** Recorded data **
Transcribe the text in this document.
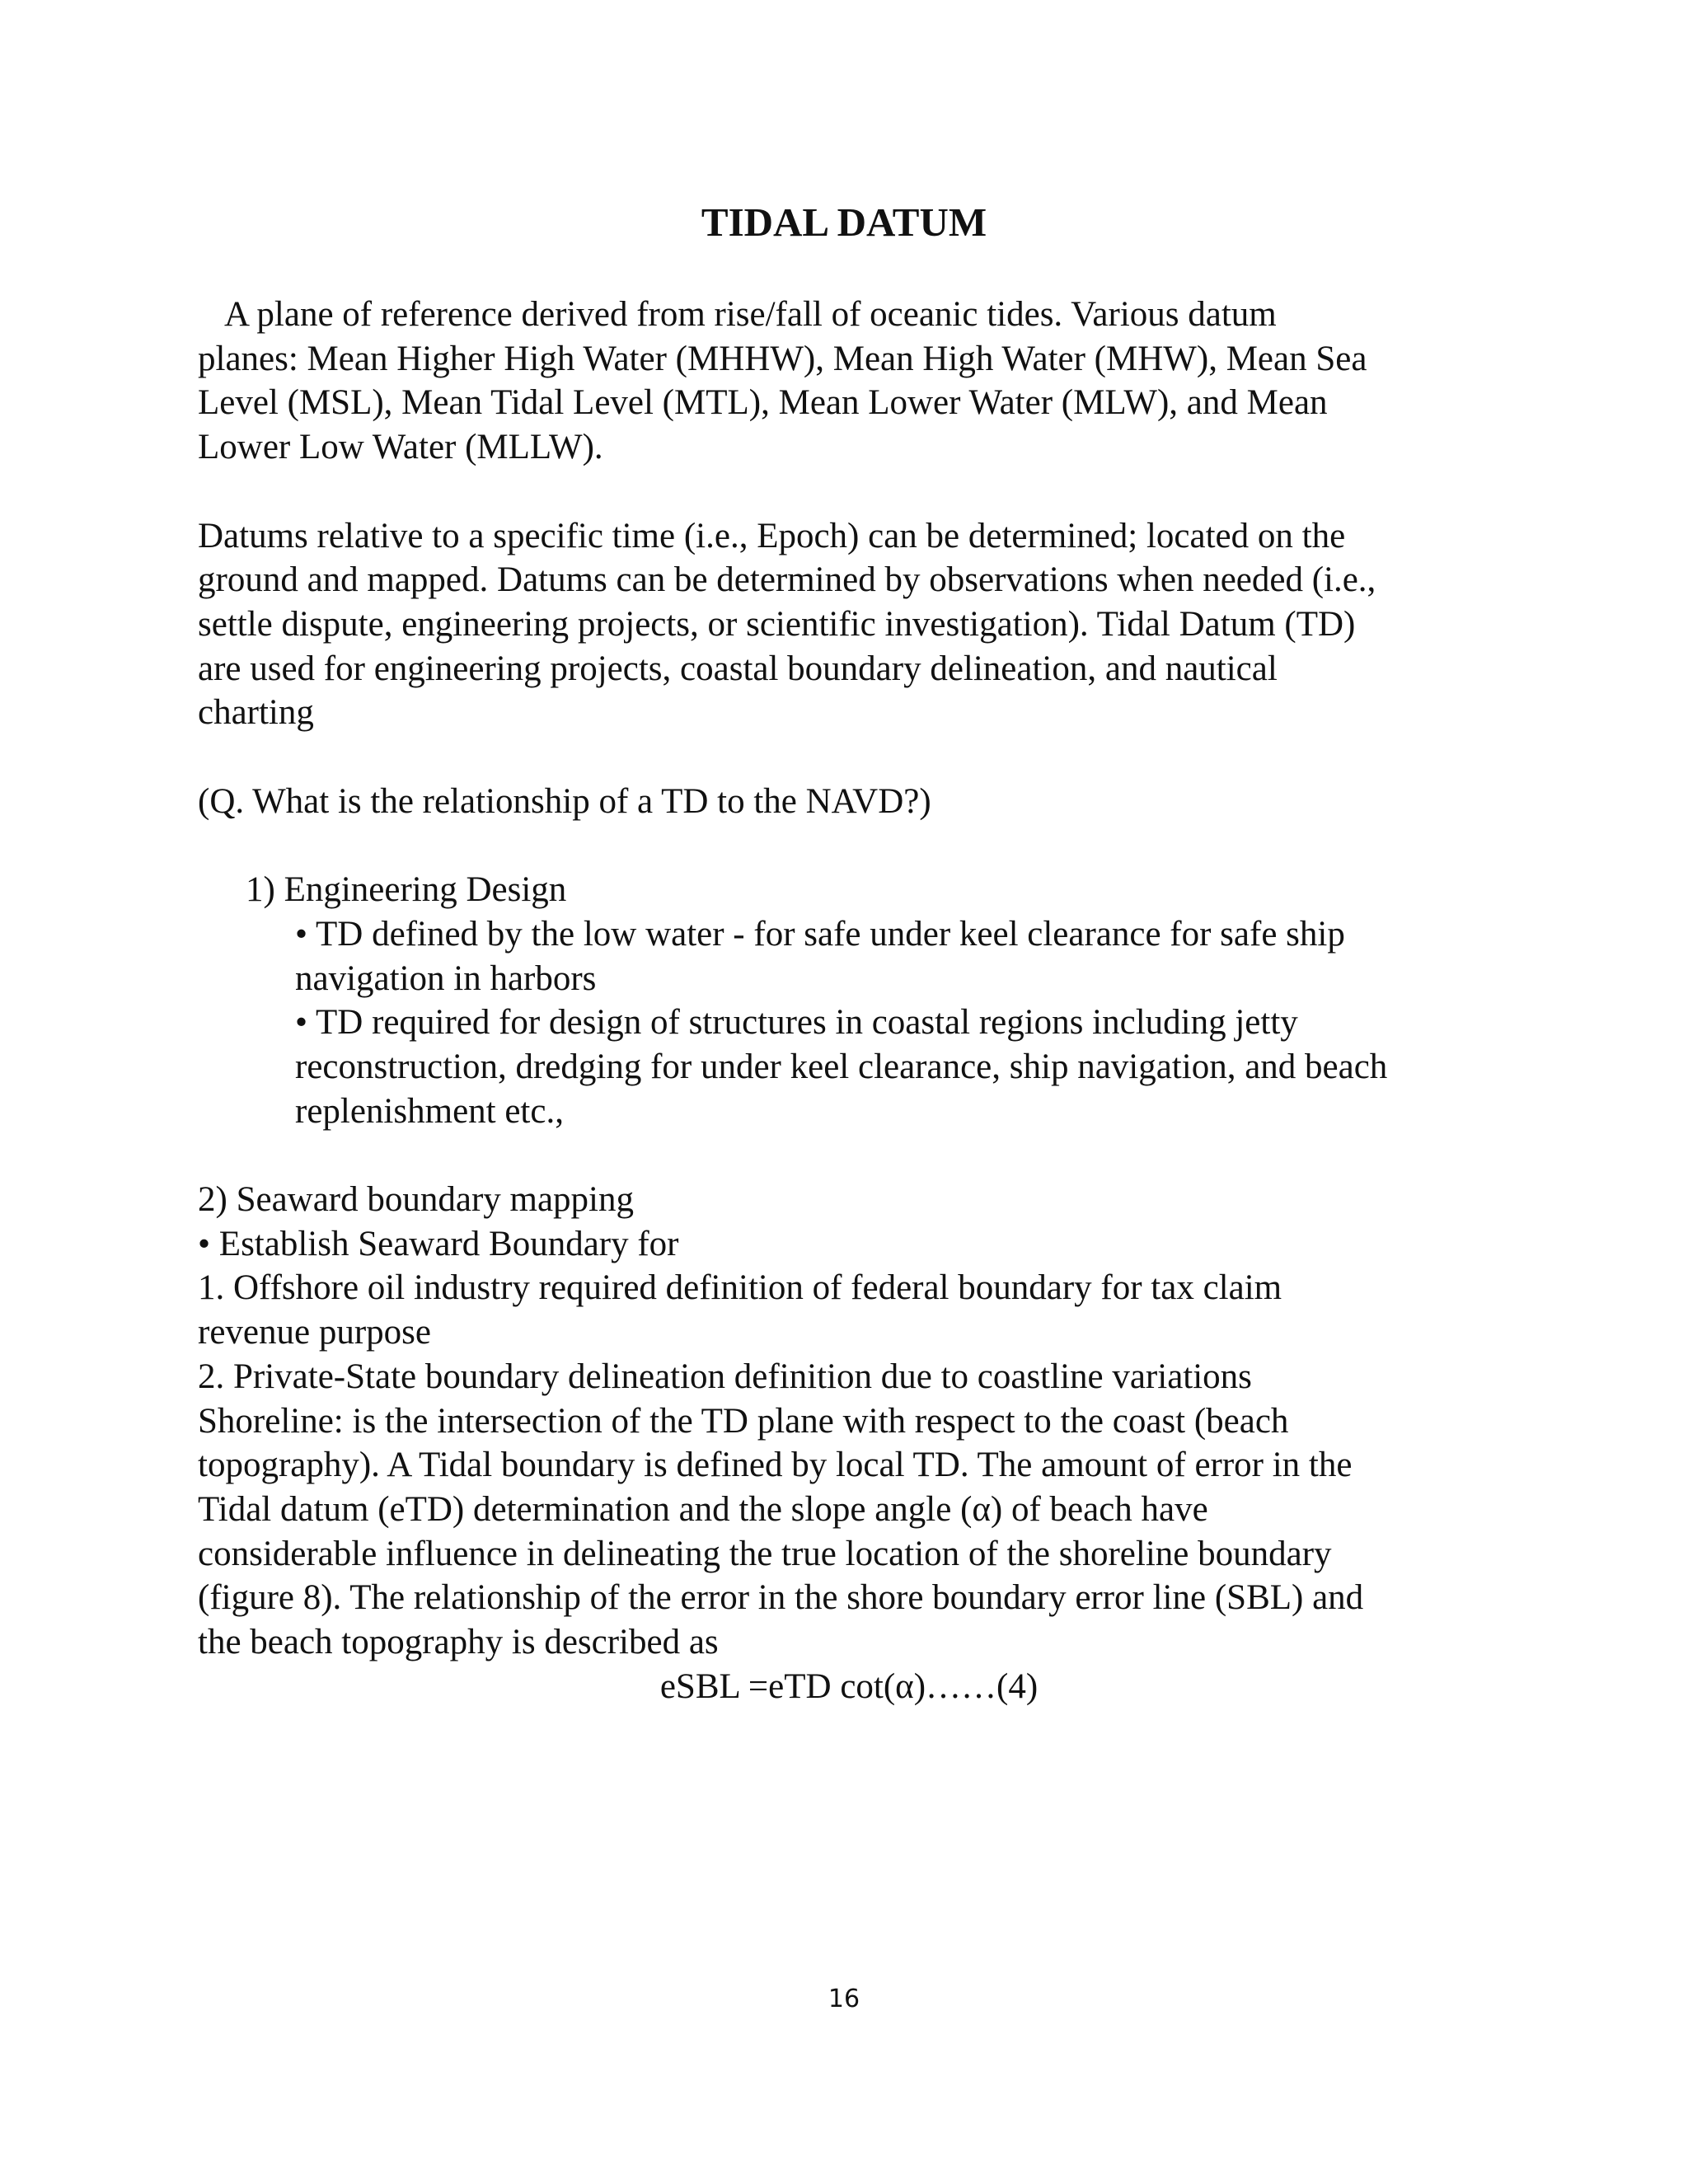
TIDAL DATUM

A plane of reference derived from rise/fall of oceanic tides. Various datum

planes: Mean Higher High Water (MHHW), Mean High Water (MHW), Mean Sea

Level (MSL), Mean Tidal Level (MTL), Mean Lower Water (MLW), and Mean

Lower Low Water (MLLW).

Datums relative to a specific time (i.e., Epoch) can be determined; located on the

ground and mapped. Datums can be determined by observations when needed (i.e.,

settle dispute, engineering projects, or scientific investigation). Tidal Datum (TD)

are used for engineering projects, coastal boundary delineation, and nautical

charting

(Q. What is the relationship of a TD to the NAVD?)

1) Engineering Design

• TD defined by the low water - for safe under keel clearance for safe ship

navigation in harbors

• TD required for design of structures in coastal regions including jetty

reconstruction, dredging for under keel clearance, ship navigation, and beach

replenishment etc.,

2) Seaward boundary mapping

• Establish Seaward Boundary for

1. Offshore oil industry required definition of federal boundary for tax claim

revenue purpose

2. Private-State boundary delineation definition due to coastline variations

Shoreline: is the intersection of the TD plane with respect to the coast (beach

topography). A Tidal boundary is defined by local TD. The amount of error in the

Tidal datum (eTD) determination and the slope angle (α) of beach have

considerable influence in delineating the true location of the shoreline boundary

(figure 8). The relationship of the error in the shore boundary error line (SBL) and

the beach topography is described as

eSBL =eTD cot(α)……(4)

16
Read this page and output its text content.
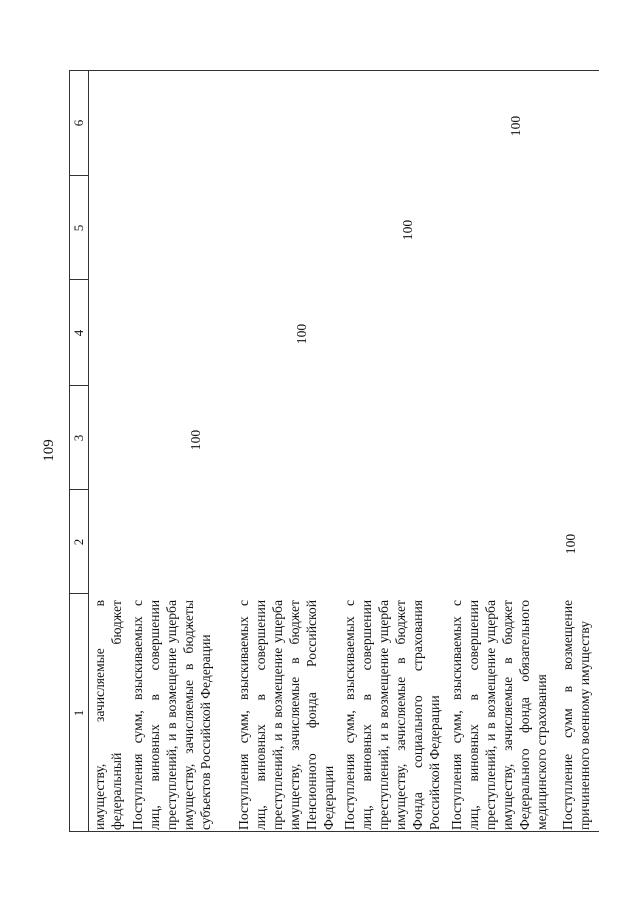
109
1
2
3
4
5
6
имуществу, зачисляемые в федеральный бюджет Поступления сумм, взыскиваемых с лиц, виновных в совершении преступлений, и в возмещение ущерба имуществу, зачисляемые в бюджеты субъектов Российской Федерации
100
Поступления сумм, взыскиваемых с лиц, виновных в совершении преступлений, и в возмещение ущерба имуществу, зачисляемые в бюджет Пенсионного фонда Российской Федерации
100
Поступления сумм, взыскиваемых с лиц, виновных в совершении преступлений, и в возмещение ущерба имуществу, зачисляемые в бюджет Фонда социального страхования Российской Федерации
100
Поступления сумм, взыскиваемых с лиц, виновных в совершении преступлений, и в возмещение ущерба имуществу, зачисляемые в бюджет Федерального фонда обязательного медицинского страхования
100
Поступление сумм в возмещение причиненного военному имуществу
100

** Exercise **
Pull out each line of the entries that contains "coastal".

** Answer to the problem **
are used for engineering projects, coastal boundary delineation, and nautical
• TD required for design of structures in coastal regions including jetty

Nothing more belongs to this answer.